Collected data
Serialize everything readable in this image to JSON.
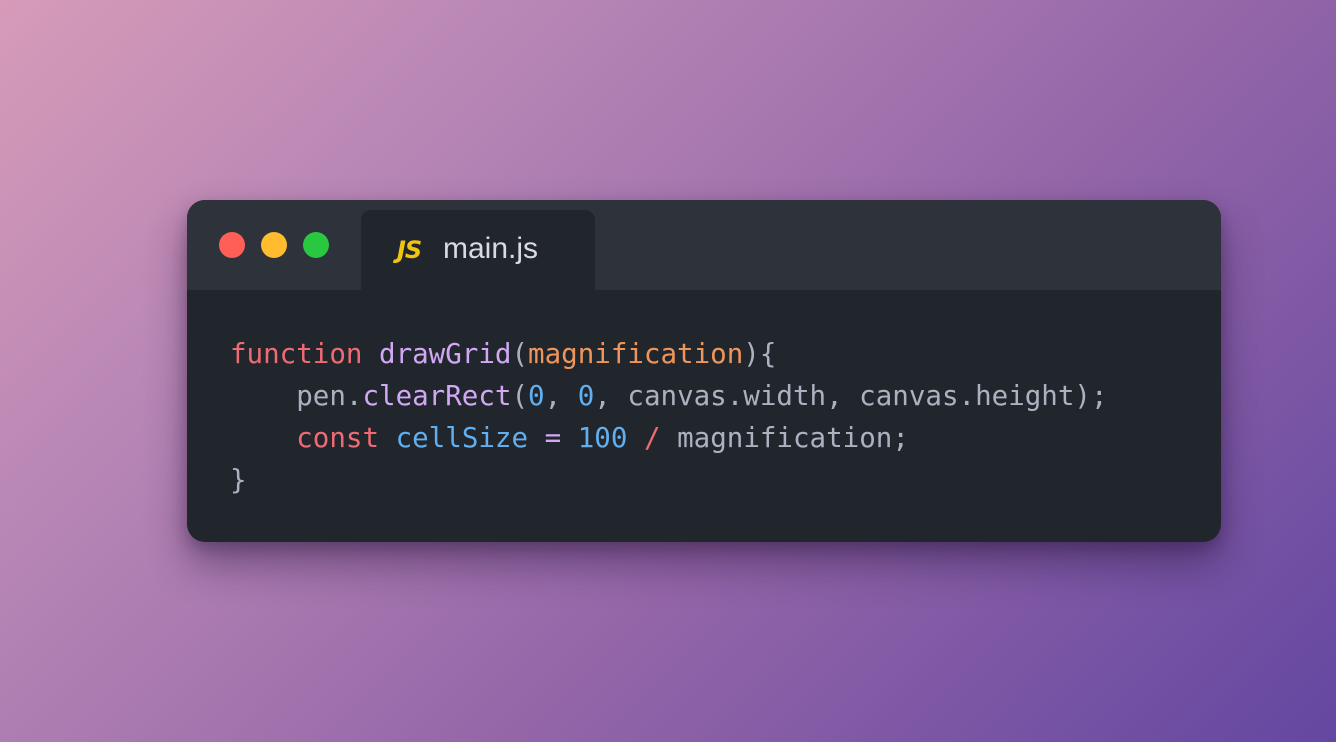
{
  "colors": {
    "background_gradient": [
      "#d79bb8",
      "#b685b5",
      "#9466a8",
      "#6447a1"
    ],
    "window_bg": "#21252c",
    "titlebar_bg": "#2e323a",
    "close": "#ff5f57",
    "minimize": "#febc2e",
    "maximize": "#28c840",
    "tab_text": "#d8dce2",
    "js_icon": "#f1c40f"
  },
  "window": {
    "controls": [
      {
        "name": "close-button",
        "color": "#ff5f57"
      },
      {
        "name": "minimize-button",
        "color": "#febc2e"
      },
      {
        "name": "maximize-button",
        "color": "#28c840"
      }
    ]
  },
  "tab": {
    "icon": "javascript-file-icon",
    "icon_text": "JS",
    "label": "main.js"
  },
  "code": {
    "lines": [
      [
        {
          "text": "function",
          "color": "#ef6b73"
        },
        {
          "text": " ",
          "color": "#abb2bf"
        },
        {
          "text": "drawGrid",
          "color": "#d2a8f5"
        },
        {
          "text": "(",
          "color": "#abb2bf"
        },
        {
          "text": "magnification",
          "color": "#f0955a"
        },
        {
          "text": "){",
          "color": "#abb2bf"
        }
      ],
      [
        {
          "text": "    pen.",
          "color": "#abb2bf"
        },
        {
          "text": "clearRect",
          "color": "#d2a8f5"
        },
        {
          "text": "(",
          "color": "#abb2bf"
        },
        {
          "text": "0",
          "color": "#61afef"
        },
        {
          "text": ", ",
          "color": "#abb2bf"
        },
        {
          "text": "0",
          "color": "#61afef"
        },
        {
          "text": ", canvas.width, canvas.height);",
          "color": "#abb2bf"
        }
      ],
      [
        {
          "text": "    ",
          "color": "#abb2bf"
        },
        {
          "text": "const",
          "color": "#ef6b73"
        },
        {
          "text": " ",
          "color": "#abb2bf"
        },
        {
          "text": "cellSize",
          "color": "#61afef"
        },
        {
          "text": " ",
          "color": "#abb2bf"
        },
        {
          "text": "=",
          "color": "#d2a8f5"
        },
        {
          "text": " ",
          "color": "#abb2bf"
        },
        {
          "text": "100",
          "color": "#61afef"
        },
        {
          "text": " ",
          "color": "#abb2bf"
        },
        {
          "text": "/",
          "color": "#ef6b73"
        },
        {
          "text": " magnification;",
          "color": "#abb2bf"
        }
      ],
      [
        {
          "text": "}",
          "color": "#abb2bf"
        }
      ]
    ]
  }
}
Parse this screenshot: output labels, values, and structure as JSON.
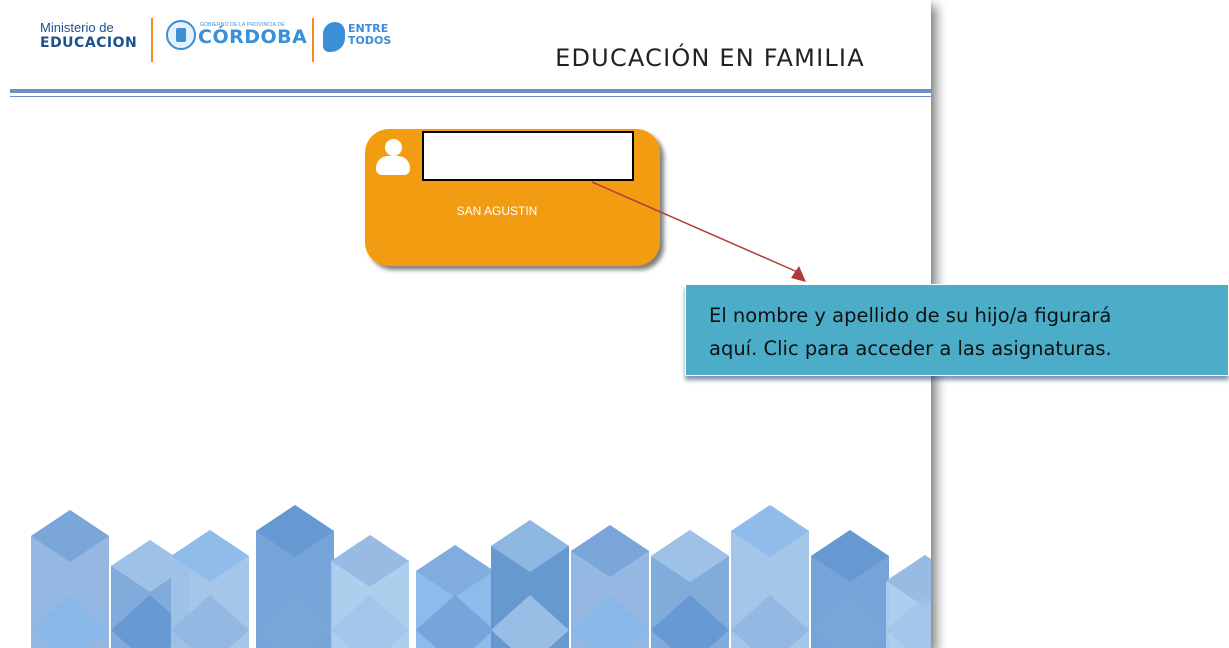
{
  "header": {
    "logo_ministerio_small": "Ministerio de",
    "logo_ministerio_big": "EDUCACION",
    "logo_cordoba_govt": "GOBIERNO DE LA PROVINCIA DE",
    "logo_cordoba_name": "CÓRDOBA",
    "logo_entre_line1": "ENTRE",
    "logo_entre_line2": "TODOS",
    "title": "EDUCACIÓN EN FAMILIA"
  },
  "student_card": {
    "school": "SAN AGUSTIN",
    "student_name": ""
  },
  "callout": {
    "text": "El nombre y apellido de su hijo/a figurará\naquí.  Clic para acceder a las asignaturas."
  },
  "colors": {
    "card": "#f29c11",
    "rule": "#6d8fc4",
    "callout": "#4badc7",
    "arrow": "#b03a3a",
    "brand_blue": "#3a8fd6"
  },
  "icons": {
    "avatar": "user-avatar-icon"
  }
}
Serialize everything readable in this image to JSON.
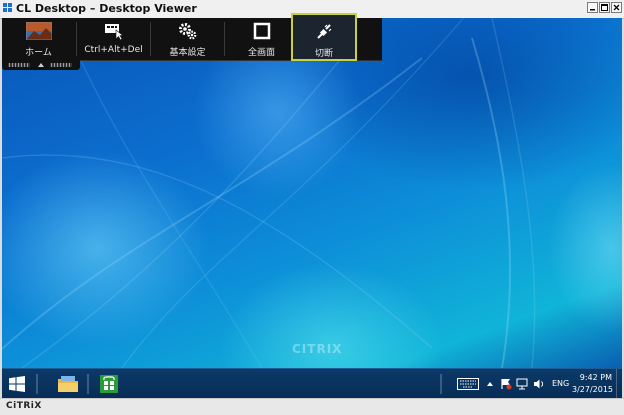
{
  "window": {
    "title": "CL Desktop – Desktop Viewer",
    "controls": [
      "minimize",
      "maximize",
      "close"
    ]
  },
  "toolbar": {
    "buttons": [
      {
        "id": "home",
        "label": "ホーム",
        "icon": "home-thumbnail-icon",
        "active": false
      },
      {
        "id": "cad",
        "label": "Ctrl+Alt+Del",
        "icon": "ctrl-alt-del-icon",
        "active": false
      },
      {
        "id": "prefs",
        "label": "基本設定",
        "icon": "gears-icon",
        "active": false
      },
      {
        "id": "fullscreen",
        "label": "全画面",
        "icon": "fullscreen-icon",
        "active": false
      },
      {
        "id": "disconnect",
        "label": "切断",
        "icon": "plug-disconnect-icon",
        "active": true
      }
    ],
    "highlight_color": "#c8d23a"
  },
  "desktop": {
    "watermark": "CITRIX"
  },
  "taskbar": {
    "apps": [
      "file-explorer-icon",
      "store-icon"
    ],
    "tray": {
      "language": "ENG",
      "time": "9:42 PM",
      "date": "3/27/2015"
    }
  },
  "statusbar": {
    "logo": "CiTRiX"
  }
}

Instruction — Select every line above that contains the word "fullscreen", and copy it.

Result below —
        "id": "fullscreen",
        "icon": "fullscreen-icon",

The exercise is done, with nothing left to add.